>> START Data for processing
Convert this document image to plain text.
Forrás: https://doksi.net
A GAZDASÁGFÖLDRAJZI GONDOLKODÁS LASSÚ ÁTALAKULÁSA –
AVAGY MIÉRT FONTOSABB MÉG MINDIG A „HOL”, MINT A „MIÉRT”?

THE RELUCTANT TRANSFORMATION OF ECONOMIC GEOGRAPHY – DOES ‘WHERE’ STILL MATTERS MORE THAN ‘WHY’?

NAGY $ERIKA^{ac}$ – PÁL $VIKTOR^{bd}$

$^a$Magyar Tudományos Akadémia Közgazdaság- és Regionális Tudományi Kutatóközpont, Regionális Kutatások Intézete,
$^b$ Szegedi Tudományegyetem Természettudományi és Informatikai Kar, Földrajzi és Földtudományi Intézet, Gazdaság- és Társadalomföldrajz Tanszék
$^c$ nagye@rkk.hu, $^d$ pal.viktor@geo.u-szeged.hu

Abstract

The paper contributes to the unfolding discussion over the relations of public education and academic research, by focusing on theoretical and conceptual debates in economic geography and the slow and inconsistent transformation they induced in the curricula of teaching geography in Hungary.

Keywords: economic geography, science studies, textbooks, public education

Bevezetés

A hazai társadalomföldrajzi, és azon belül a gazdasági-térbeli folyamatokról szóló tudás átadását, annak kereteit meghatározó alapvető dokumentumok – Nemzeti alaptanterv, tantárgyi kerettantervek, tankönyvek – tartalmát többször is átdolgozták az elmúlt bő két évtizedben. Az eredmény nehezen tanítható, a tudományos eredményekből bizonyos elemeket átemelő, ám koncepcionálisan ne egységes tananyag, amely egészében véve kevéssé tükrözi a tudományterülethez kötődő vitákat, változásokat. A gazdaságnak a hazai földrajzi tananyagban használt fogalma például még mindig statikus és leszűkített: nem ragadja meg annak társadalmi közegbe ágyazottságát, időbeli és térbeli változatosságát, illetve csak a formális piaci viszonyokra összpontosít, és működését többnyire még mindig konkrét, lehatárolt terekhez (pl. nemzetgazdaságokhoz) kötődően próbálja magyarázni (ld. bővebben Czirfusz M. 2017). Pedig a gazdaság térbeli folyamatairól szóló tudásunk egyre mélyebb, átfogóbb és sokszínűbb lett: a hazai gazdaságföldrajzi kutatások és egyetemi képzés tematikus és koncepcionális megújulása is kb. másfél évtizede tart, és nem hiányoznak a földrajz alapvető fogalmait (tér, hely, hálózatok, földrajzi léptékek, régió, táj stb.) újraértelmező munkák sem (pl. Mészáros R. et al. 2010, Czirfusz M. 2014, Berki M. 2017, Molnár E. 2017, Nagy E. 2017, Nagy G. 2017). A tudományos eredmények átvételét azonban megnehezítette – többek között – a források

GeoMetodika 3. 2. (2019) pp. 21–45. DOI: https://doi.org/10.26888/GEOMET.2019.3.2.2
>> END Data for processing
[Exercise directions] Copy all the records above exactly, missing none.

[Output for this exercise]
Convert this document image to plain text.
Forrás: https://doksi.net
A GAZDASÁGFÖLDRAJZI GONDOLKODÁS LASSÚ ÁTALAKULÁSA –
AVAGY MIÉRT FONTOSABB MÉG MINDIG A „HOL”, MINT A „MIÉRT”?

THE RELUCTANT TRANSFORMATION OF ECONOMIC GEOGRAPHY – DOES ‘WHERE’ STILL MATTERS MORE THAN ‘WHY’?

NAGY $ERIKA^{ac}$ – PÁL $VIKTOR^{bd}$

$^a$Magyar Tudományos Akadémia Közgazdaság- és Regionális Tudományi Kutatóközpont, Regionális Kutatások Intézete,
$^b$ Szegedi Tudományegyetem Természettudományi és Informatikai Kar, Földrajzi és Földtudományi Intézet, Gazdaság- és Társadalomföldrajz Tanszék
$^c$ nagye@rkk.hu, $^d$ pal.viktor@geo.u-szeged.hu

Abstract

The paper contributes to the unfolding discussion over the relations of public education and academic research, by focusing on theoretical and conceptual debates in economic geography and the slow and inconsistent transformation they induced in the curricula of teaching geography in Hungary.

Keywords: economic geography, science studies, textbooks, public education

Bevezetés

A hazai társadalomföldrajzi, és azon belül a gazdasági-térbeli folyamatokról szóló tudás átadását, annak kereteit meghatározó alapvető dokumentumok – Nemzeti alaptanterv, tantárgyi kerettantervek, tankönyvek – tartalmát többször is átdolgozták az elmúlt bő két évtizedben. Az eredmény nehezen tanítható, a tudományos eredményekből bizonyos elemeket átemelő, ám koncepcionálisan ne egységes tananyag, amely egészében véve kevéssé tükrözi a tudományterülethez kötődő vitákat, változásokat. A gazdaságnak a hazai földrajzi tananyagban használt fogalma például még mindig statikus és leszűkített: nem ragadja meg annak társadalmi közegbe ágyazottságát, időbeli és térbeli változatosságát, illetve csak a formális piaci viszonyokra összpontosít, és működését többnyire még mindig konkrét, lehatárolt terekhez (pl. nemzetgazdaságokhoz) kötődően próbálja magyarázni (ld. bővebben Czirfusz M. 2017). Pedig a gazdaság térbeli folyamatairól szóló tudásunk egyre mélyebb, átfogóbb és sokszínűbb lett: a hazai gazdaságföldrajzi kutatások és egyetemi képzés tematikus és koncepcionális megújulása is kb. másfél évtizede tart, és nem hiányoznak a földrajz alapvető fogalmait (tér, hely, hálózatok, földrajzi léptékek, régió, táj stb.) újraértelmező munkák sem (pl. Mészáros R. et al. 2010, Czirfusz M. 2014, Berki M. 2017, Molnár E. 2017, Nagy E. 2017, Nagy G. 2017). A tudományos eredmények átvételét azonban megnehezítette – többek között – a források

GeoMetodika 3. 2. (2019) pp. 21–45. DOI: https://doi.org/10.26888/GEOMET.2019.3.2.2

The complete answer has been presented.